Given request: Give the data again, word for word.
>>
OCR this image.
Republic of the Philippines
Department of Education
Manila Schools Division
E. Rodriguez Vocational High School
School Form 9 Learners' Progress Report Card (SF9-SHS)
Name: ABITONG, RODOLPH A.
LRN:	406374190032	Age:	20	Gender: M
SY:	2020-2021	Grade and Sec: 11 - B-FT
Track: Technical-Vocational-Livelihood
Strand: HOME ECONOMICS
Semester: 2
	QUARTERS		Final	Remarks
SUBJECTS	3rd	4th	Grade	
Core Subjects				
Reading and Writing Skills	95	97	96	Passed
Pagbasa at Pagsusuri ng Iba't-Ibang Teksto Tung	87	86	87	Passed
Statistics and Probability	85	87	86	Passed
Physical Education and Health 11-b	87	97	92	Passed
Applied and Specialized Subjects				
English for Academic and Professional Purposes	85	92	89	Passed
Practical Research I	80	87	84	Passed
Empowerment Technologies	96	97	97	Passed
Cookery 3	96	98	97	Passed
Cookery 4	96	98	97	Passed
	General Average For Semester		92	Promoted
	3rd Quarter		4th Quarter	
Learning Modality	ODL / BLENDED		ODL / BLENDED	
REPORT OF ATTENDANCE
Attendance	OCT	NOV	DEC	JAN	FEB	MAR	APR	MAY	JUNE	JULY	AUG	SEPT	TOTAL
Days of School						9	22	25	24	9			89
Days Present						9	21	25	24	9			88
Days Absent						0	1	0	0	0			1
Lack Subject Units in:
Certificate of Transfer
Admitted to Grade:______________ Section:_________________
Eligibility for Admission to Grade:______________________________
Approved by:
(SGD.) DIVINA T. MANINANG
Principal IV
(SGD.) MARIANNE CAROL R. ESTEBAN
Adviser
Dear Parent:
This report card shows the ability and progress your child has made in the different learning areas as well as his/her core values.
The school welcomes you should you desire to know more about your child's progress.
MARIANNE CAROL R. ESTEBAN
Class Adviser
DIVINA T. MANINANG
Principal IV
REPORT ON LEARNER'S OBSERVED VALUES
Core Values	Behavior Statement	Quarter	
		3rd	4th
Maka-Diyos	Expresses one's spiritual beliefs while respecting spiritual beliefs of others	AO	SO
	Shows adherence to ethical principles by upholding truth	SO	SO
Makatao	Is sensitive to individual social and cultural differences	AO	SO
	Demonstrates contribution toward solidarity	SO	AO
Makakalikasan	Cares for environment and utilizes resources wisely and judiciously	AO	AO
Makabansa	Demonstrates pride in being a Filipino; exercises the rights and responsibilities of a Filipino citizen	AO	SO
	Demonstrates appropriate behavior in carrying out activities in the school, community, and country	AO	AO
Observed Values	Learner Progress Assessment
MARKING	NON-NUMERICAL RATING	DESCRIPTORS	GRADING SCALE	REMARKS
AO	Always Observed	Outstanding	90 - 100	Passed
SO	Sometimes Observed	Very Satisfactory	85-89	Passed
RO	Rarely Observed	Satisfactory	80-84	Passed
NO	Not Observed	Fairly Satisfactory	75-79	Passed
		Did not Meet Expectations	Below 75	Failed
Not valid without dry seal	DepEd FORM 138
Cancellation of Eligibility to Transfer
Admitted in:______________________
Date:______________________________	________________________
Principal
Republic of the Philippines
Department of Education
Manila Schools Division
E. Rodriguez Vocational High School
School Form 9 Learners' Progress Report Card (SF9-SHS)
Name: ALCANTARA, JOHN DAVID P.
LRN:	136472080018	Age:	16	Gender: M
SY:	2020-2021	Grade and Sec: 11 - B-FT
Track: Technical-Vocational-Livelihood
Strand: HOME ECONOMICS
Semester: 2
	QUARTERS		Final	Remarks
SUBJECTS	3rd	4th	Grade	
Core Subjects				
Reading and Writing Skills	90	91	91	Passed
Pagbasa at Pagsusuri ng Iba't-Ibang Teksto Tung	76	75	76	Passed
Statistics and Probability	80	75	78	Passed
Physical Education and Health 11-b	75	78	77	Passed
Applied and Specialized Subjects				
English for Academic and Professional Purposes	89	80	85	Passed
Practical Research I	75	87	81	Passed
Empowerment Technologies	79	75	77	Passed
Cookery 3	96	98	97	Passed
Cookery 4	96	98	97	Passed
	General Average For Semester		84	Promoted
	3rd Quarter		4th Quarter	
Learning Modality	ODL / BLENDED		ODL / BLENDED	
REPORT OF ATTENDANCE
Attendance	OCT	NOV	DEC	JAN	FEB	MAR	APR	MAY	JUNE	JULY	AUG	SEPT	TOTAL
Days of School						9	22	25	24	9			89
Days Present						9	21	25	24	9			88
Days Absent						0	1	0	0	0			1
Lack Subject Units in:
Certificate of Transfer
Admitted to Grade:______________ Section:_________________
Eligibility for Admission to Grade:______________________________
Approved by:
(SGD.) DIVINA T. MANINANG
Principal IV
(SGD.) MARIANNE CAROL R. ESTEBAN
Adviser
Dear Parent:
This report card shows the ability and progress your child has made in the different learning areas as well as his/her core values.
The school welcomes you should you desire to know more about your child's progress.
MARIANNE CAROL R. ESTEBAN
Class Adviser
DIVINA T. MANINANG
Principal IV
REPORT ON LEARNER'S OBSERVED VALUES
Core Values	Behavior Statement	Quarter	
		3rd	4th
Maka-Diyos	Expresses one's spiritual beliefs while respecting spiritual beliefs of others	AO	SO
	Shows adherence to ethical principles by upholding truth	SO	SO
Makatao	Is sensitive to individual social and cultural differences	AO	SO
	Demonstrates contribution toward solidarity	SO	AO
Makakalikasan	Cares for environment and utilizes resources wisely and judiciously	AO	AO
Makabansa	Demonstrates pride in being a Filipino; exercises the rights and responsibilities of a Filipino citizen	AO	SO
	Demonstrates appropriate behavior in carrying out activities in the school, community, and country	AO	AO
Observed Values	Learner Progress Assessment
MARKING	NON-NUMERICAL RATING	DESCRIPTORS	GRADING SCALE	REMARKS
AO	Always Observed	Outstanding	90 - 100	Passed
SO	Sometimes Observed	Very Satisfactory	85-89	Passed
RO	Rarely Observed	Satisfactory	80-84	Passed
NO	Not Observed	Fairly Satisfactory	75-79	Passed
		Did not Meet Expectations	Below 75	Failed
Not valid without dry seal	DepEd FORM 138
<<
Response:
OCR this image.
Republic of the Philippines
Department of Education
Manila Schools Division
E. Rodriguez Vocational High School
School Form 9 Learners' Progress Report Card (SF9-SHS)
Name: ABITONG, RODOLPH A.
LRN:	406374190032	Age:	20	Gender: M
SY:	2020-2021	Grade and Sec: 11 - B-FT
Track: Technical-Vocational-Livelihood
Strand: HOME ECONOMICS
Semester: 2
	QUARTERS		Final	Remarks
SUBJECTS	3rd	4th	Grade	
Core Subjects				
Reading and Writing Skills	95	97	96	Passed
Pagbasa at Pagsusuri ng Iba't-Ibang Teksto Tung	87	86	87	Passed
Statistics and Probability	85	87	86	Passed
Physical Education and Health 11-b	87	97	92	Passed
Applied and Specialized Subjects				
English for Academic and Professional Purposes	85	92	89	Passed
Practical Research I	80	87	84	Passed
Empowerment Technologies	96	97	97	Passed
Cookery 3	96	98	97	Passed
Cookery 4	96	98	97	Passed
	General Average For Semester		92	Promoted
	3rd Quarter		4th Quarter	
Learning Modality	ODL / BLENDED		ODL / BLENDED	
REPORT OF ATTENDANCE
Attendance	OCT	NOV	DEC	JAN	FEB	MAR	APR	MAY	JUNE	JULY	AUG	SEPT	TOTAL
Days of School						9	22	25	24	9			89
Days Present						9	21	25	24	9			88
Days Absent						0	1	0	0	0			1
Lack Subject Units in:
Certificate of Transfer
Admitted to Grade:______________ Section:_________________
Eligibility for Admission to Grade:______________________________
Approved by:
(SGD.) DIVINA T. MANINANG
Principal IV
(SGD.) MARIANNE CAROL R. ESTEBAN
Adviser
Dear Parent:
This report card shows the ability and progress your child has made in the different learning areas as well as his/her core values.
The school welcomes you should you desire to know more about your child's progress.
MARIANNE CAROL R. ESTEBAN
Class Adviser
DIVINA T. MANINANG
Principal IV
REPORT ON LEARNER'S OBSERVED VALUES
Core Values	Behavior Statement	Quarter	
		3rd	4th
Maka-Diyos	Expresses one's spiritual beliefs while respecting spiritual beliefs of others	AO	SO
	Shows adherence to ethical principles by upholding truth	SO	SO
Makatao	Is sensitive to individual social and cultural differences	AO	SO
	Demonstrates contribution toward solidarity	SO	AO
Makakalikasan	Cares for environment and utilizes resources wisely and judiciously	AO	AO
Makabansa	Demonstrates pride in being a Filipino; exercises the rights and responsibilities of a Filipino citizen	AO	SO
	Demonstrates appropriate behavior in carrying out activities in the school, community, and country	AO	AO
Observed Values	Learner Progress Assessment
MARKING	NON-NUMERICAL RATING	DESCRIPTORS	GRADING SCALE	REMARKS
AO	Always Observed	Outstanding	90 - 100	Passed
SO	Sometimes Observed	Very Satisfactory	85-89	Passed
RO	Rarely Observed	Satisfactory	80-84	Passed
NO	Not Observed	Fairly Satisfactory	75-79	Passed
		Did not Meet Expectations	Below 75	Failed
Not valid without dry seal	DepEd FORM 138
Cancellation of Eligibility to Transfer
Admitted in:______________________
Date:______________________________	________________________
Principal
Republic of the Philippines
Department of Education
Manila Schools Division
E. Rodriguez Vocational High School
School Form 9 Learners' Progress Report Card (SF9-SHS)
Name: ALCANTARA, JOHN DAVID P.
LRN:	136472080018	Age:	16	Gender: M
SY:	2020-2021	Grade and Sec: 11 - B-FT
Track: Technical-Vocational-Livelihood
Strand: HOME ECONOMICS
Semester: 2
	QUARTERS		Final	Remarks
SUBJECTS	3rd	4th	Grade	
Core Subjects				
Reading and Writing Skills	90	91	91	Passed
Pagbasa at Pagsusuri ng Iba't-Ibang Teksto Tung	76	75	76	Passed
Statistics and Probability	80	75	78	Passed
Physical Education and Health 11-b	75	78	77	Passed
Applied and Specialized Subjects				
English for Academic and Professional Purposes	89	80	85	Passed
Practical Research I	75	87	81	Passed
Empowerment Technologies	79	75	77	Passed
Cookery 3	96	98	97	Passed
Cookery 4	96	98	97	Passed
	General Average For Semester		84	Promoted
	3rd Quarter		4th Quarter	
Learning Modality	ODL / BLENDED		ODL / BLENDED	
REPORT OF ATTENDANCE
Attendance	OCT	NOV	DEC	JAN	FEB	MAR	APR	MAY	JUNE	JULY	AUG	SEPT	TOTAL
Days of School						9	22	25	24	9			89
Days Present						9	21	25	24	9			88
Days Absent						0	1	0	0	0			1
Lack Subject Units in:
Certificate of Transfer
Admitted to Grade:______________ Section:_________________
Eligibility for Admission to Grade:______________________________
Approved by:
(SGD.) DIVINA T. MANINANG
Principal IV
(SGD.) MARIANNE CAROL R. ESTEBAN
Adviser
Dear Parent:
This report card shows the ability and progress your child has made in the different learning areas as well as his/her core values.
The school welcomes you should you desire to know more about your child's progress.
MARIANNE CAROL R. ESTEBAN
Class Adviser
DIVINA T. MANINANG
Principal IV
REPORT ON LEARNER'S OBSERVED VALUES
Core Values	Behavior Statement	Quarter	
		3rd	4th
Maka-Diyos	Expresses one's spiritual beliefs while respecting spiritual beliefs of others	AO	SO
	Shows adherence to ethical principles by upholding truth	SO	SO
Makatao	Is sensitive to individual social and cultural differences	AO	SO
	Demonstrates contribution toward solidarity	SO	AO
Makakalikasan	Cares for environment and utilizes resources wisely and judiciously	AO	AO
Makabansa	Demonstrates pride in being a Filipino; exercises the rights and responsibilities of a Filipino citizen	AO	SO
	Demonstrates appropriate behavior in carrying out activities in the school, community, and country	AO	AO
Observed Values	Learner Progress Assessment
MARKING	NON-NUMERICAL RATING	DESCRIPTORS	GRADING SCALE	REMARKS
AO	Always Observed	Outstanding	90 - 100	Passed
SO	Sometimes Observed	Very Satisfactory	85-89	Passed
RO	Rarely Observed	Satisfactory	80-84	Passed
NO	Not Observed	Fairly Satisfactory	75-79	Passed
		Did not Meet Expectations	Below 75	Failed
Not valid without dry seal	DepEd FORM 138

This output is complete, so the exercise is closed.